__TASK STATEMENT__.
Rewrite the lines below, substituting "vvel-region" for every occurrence of "omega-region" and keeping everything else identical.

__DATASET RECORDS__.
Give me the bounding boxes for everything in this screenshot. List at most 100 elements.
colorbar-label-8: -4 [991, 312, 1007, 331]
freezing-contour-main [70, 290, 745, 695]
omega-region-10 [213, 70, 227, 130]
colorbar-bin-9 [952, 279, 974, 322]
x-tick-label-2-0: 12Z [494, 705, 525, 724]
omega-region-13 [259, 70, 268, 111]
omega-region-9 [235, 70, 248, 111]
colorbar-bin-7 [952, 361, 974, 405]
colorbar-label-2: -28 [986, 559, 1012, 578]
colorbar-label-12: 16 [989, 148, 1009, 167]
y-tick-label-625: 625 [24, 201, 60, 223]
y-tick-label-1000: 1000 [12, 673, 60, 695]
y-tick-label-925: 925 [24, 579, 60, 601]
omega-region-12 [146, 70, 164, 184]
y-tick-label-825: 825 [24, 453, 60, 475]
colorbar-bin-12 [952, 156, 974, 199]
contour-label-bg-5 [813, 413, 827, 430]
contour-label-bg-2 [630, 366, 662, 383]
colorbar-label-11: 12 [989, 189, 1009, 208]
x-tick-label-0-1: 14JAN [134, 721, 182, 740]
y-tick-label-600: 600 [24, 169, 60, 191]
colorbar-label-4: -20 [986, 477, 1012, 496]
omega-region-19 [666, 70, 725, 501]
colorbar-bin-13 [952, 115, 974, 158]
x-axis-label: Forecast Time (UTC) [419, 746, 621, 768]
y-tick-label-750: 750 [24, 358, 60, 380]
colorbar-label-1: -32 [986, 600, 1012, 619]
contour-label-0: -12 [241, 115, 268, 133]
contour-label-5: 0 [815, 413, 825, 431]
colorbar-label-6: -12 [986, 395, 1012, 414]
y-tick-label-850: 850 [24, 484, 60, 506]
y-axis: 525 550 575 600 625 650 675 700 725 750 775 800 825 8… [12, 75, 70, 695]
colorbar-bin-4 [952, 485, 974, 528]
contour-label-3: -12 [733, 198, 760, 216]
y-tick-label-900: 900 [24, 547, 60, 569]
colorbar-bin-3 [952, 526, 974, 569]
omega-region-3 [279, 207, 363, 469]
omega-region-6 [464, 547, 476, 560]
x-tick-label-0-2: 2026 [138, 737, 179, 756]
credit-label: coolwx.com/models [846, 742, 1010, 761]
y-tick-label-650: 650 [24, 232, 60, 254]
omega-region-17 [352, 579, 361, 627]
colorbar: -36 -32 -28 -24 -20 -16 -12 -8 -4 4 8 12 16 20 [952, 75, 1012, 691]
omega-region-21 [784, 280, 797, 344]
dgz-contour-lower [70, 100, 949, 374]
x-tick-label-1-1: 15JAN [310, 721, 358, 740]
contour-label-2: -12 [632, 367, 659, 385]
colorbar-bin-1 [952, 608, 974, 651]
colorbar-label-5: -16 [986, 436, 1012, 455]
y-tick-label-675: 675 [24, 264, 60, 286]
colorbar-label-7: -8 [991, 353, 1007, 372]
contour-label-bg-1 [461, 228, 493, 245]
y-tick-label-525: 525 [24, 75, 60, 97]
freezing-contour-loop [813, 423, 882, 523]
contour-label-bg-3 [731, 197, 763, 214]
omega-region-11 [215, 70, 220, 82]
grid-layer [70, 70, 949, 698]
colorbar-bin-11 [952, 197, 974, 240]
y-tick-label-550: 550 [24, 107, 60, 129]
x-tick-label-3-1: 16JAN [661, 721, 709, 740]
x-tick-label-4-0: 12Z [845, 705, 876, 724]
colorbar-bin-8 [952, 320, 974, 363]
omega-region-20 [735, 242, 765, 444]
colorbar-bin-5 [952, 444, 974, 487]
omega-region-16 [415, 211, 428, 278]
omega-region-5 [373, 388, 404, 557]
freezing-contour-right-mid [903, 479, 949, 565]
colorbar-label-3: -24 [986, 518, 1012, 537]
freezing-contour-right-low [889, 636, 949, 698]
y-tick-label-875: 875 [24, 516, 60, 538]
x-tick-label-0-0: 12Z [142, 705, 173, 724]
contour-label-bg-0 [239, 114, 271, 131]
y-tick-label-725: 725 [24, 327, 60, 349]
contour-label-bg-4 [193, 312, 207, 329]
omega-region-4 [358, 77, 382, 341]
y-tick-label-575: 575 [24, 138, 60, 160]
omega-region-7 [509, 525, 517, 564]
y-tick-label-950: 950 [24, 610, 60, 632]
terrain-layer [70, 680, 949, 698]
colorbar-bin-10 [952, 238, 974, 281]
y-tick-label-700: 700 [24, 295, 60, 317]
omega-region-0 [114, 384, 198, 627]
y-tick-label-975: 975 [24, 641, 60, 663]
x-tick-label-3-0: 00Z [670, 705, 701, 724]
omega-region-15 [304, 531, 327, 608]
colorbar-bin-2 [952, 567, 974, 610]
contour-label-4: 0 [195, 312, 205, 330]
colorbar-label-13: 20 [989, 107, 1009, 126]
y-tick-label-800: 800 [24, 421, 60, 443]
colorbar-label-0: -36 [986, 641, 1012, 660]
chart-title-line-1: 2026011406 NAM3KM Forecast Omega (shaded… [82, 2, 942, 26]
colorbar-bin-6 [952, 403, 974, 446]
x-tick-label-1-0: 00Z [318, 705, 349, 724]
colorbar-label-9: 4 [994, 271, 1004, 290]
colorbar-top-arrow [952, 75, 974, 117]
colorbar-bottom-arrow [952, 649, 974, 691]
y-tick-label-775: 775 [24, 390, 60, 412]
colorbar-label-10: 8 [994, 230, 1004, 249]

__SOLUTION TO THE PROBLEM__.
Give me the bounding boxes for everything in this screenshot. List at most 100 elements.
colorbar-label-8: -4 [991, 312, 1007, 331]
freezing-contour-main [70, 290, 745, 695]
vvel-region-10 [213, 70, 227, 130]
colorbar-bin-9 [952, 279, 974, 322]
x-tick-label-2-0: 12Z [494, 705, 525, 724]
vvel-region-13 [259, 70, 268, 111]
vvel-region-9 [235, 70, 248, 111]
colorbar-bin-7 [952, 361, 974, 405]
colorbar-label-2: -28 [986, 559, 1012, 578]
colorbar-label-12: 16 [989, 148, 1009, 167]
y-tick-label-625: 625 [24, 201, 60, 223]
y-tick-label-1000: 1000 [12, 673, 60, 695]
y-tick-label-925: 925 [24, 579, 60, 601]
vvel-region-12 [146, 70, 164, 184]
y-tick-label-825: 825 [24, 453, 60, 475]
colorbar-bin-12 [952, 156, 974, 199]
contour-label-bg-5 [813, 413, 827, 430]
contour-label-bg-2 [630, 366, 662, 383]
colorbar-label-11: 12 [989, 189, 1009, 208]
x-tick-label-0-1: 14JAN [134, 721, 182, 740]
y-tick-label-600: 600 [24, 169, 60, 191]
colorbar-label-4: -20 [986, 477, 1012, 496]
vvel-region-19 [666, 70, 725, 501]
colorbar-bin-13 [952, 115, 974, 158]
x-axis-label: Forecast Time (UTC) [419, 746, 621, 768]
y-tick-label-750: 750 [24, 358, 60, 380]
colorbar-label-1: -32 [986, 600, 1012, 619]
contour-label-0: -12 [241, 115, 268, 133]
contour-label-5: 0 [815, 413, 825, 431]
colorbar-label-6: -12 [986, 395, 1012, 414]
y-tick-label-850: 850 [24, 484, 60, 506]
y-axis: 525 550 575 600 625 650 675 700 725 750 775 800 825 8… [12, 75, 70, 695]
colorbar-bin-4 [952, 485, 974, 528]
contour-label-3: -12 [733, 198, 760, 216]
y-tick-label-900: 900 [24, 547, 60, 569]
colorbar-bin-3 [952, 526, 974, 569]
vvel-region-3 [279, 207, 363, 469]
vvel-region-6 [464, 547, 476, 560]
x-tick-label-0-2: 2026 [138, 737, 179, 756]
credit-label: coolwx.com/models [846, 742, 1010, 761]
y-tick-label-650: 650 [24, 232, 60, 254]
vvel-region-17 [352, 579, 361, 627]
colorbar: -36 -32 -28 -24 -20 -16 -12 -8 -4 4 8 12 16 20 [952, 75, 1012, 691]
vvel-region-21 [784, 280, 797, 344]
dgz-contour-lower [70, 100, 949, 374]
x-tick-label-1-1: 15JAN [310, 721, 358, 740]
contour-label-2: -12 [632, 367, 659, 385]
colorbar-bin-1 [952, 608, 974, 651]
colorbar-label-5: -16 [986, 436, 1012, 455]
y-tick-label-675: 675 [24, 264, 60, 286]
colorbar-label-7: -8 [991, 353, 1007, 372]
contour-label-bg-1 [461, 228, 493, 245]
y-tick-label-525: 525 [24, 75, 60, 97]
freezing-contour-loop [813, 423, 882, 523]
contour-label-bg-3 [731, 197, 763, 214]
vvel-region-11 [215, 70, 220, 82]
grid-layer [70, 70, 949, 698]
colorbar-bin-11 [952, 197, 974, 240]
y-tick-label-550: 550 [24, 107, 60, 129]
x-tick-label-3-1: 16JAN [661, 721, 709, 740]
x-tick-label-4-0: 12Z [845, 705, 876, 724]
colorbar-bin-8 [952, 320, 974, 363]
vvel-region-20 [735, 242, 765, 444]
colorbar-bin-5 [952, 444, 974, 487]
vvel-region-16 [415, 211, 428, 278]
vvel-region-5 [373, 388, 404, 557]
freezing-contour-right-mid [903, 479, 949, 565]
colorbar-label-3: -24 [986, 518, 1012, 537]
freezing-contour-right-low [889, 636, 949, 698]
y-tick-label-875: 875 [24, 516, 60, 538]
x-tick-label-0-0: 12Z [142, 705, 173, 724]
contour-label-bg-0 [239, 114, 271, 131]
y-tick-label-725: 725 [24, 327, 60, 349]
contour-label-bg-4 [193, 312, 207, 329]
vvel-region-4 [358, 77, 382, 341]
y-tick-label-575: 575 [24, 138, 60, 160]
vvel-region-7 [509, 525, 517, 564]
y-tick-label-950: 950 [24, 610, 60, 632]
terrain-layer [70, 680, 949, 698]
colorbar-bin-10 [952, 238, 974, 281]
y-tick-label-700: 700 [24, 295, 60, 317]
vvel-region-0 [114, 384, 198, 627]
y-tick-label-975: 975 [24, 641, 60, 663]
x-tick-label-3-0: 00Z [670, 705, 701, 724]
vvel-region-15 [304, 531, 327, 608]
colorbar-bin-2 [952, 567, 974, 610]
contour-label-4: 0 [195, 312, 205, 330]
colorbar-label-13: 20 [989, 107, 1009, 126]
y-tick-label-800: 800 [24, 421, 60, 443]
colorbar-label-0: -36 [986, 641, 1012, 660]
chart-title-line-1: 2026011406 NAM3KM Forecast Omega (shaded… [82, 2, 942, 26]
colorbar-bin-6 [952, 403, 974, 446]
x-tick-label-1-0: 00Z [318, 705, 349, 724]
colorbar-label-9: 4 [994, 271, 1004, 290]
colorbar-top-arrow [952, 75, 974, 117]
colorbar-bottom-arrow [952, 649, 974, 691]
y-tick-label-775: 775 [24, 390, 60, 412]
colorbar-label-10: 8 [994, 230, 1004, 249]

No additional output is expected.